(Rows from a dataset)
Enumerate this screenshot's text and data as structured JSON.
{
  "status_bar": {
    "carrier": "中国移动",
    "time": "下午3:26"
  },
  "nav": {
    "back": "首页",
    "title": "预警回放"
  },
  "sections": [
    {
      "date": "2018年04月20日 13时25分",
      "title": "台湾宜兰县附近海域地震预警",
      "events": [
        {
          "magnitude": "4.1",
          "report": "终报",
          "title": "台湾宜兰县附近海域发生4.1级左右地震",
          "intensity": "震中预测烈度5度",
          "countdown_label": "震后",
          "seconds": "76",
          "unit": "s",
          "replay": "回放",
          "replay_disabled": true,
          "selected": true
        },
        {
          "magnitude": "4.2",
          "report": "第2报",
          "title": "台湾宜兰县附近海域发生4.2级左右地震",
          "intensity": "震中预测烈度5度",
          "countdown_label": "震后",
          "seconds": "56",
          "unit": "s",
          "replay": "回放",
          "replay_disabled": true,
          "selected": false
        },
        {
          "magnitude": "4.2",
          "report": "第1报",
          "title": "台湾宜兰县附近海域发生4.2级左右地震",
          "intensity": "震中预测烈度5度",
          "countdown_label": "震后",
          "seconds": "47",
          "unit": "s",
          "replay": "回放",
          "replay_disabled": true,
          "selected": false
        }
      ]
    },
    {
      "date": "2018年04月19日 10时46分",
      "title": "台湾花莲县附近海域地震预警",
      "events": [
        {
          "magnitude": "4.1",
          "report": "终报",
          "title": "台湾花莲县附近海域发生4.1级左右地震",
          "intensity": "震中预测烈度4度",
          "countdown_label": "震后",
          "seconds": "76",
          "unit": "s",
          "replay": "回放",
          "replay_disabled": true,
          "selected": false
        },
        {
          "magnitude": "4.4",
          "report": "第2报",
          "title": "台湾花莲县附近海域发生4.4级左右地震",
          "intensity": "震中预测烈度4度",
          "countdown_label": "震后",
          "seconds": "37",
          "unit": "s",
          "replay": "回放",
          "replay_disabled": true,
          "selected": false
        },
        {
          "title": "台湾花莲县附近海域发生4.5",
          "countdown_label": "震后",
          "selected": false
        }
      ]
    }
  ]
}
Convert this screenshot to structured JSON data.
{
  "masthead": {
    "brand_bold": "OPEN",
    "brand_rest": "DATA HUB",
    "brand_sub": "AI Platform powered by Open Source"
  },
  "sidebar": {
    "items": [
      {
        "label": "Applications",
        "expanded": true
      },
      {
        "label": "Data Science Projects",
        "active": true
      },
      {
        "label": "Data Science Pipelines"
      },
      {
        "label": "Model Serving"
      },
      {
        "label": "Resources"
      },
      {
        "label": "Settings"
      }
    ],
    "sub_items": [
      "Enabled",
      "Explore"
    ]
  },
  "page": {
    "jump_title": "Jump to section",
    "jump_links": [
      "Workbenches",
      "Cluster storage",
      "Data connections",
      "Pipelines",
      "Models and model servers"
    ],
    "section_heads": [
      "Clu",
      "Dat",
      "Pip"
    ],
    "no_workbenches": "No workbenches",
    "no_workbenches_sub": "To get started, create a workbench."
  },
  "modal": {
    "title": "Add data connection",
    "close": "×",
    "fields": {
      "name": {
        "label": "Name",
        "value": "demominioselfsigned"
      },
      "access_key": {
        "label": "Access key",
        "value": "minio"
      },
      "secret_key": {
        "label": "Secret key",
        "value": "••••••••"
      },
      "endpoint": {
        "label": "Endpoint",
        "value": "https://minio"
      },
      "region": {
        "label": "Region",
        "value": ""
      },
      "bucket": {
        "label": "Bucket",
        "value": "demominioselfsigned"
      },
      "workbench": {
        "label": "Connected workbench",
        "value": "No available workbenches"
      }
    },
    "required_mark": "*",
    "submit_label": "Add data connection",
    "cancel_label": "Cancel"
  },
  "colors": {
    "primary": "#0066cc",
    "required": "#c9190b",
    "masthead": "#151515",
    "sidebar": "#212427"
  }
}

SET TASK:
Gather and return every line that holds the string "Science".

RIGHT ANSWER:
        "label": "Data Science Projects",
        "label": "Data Science Pipelines"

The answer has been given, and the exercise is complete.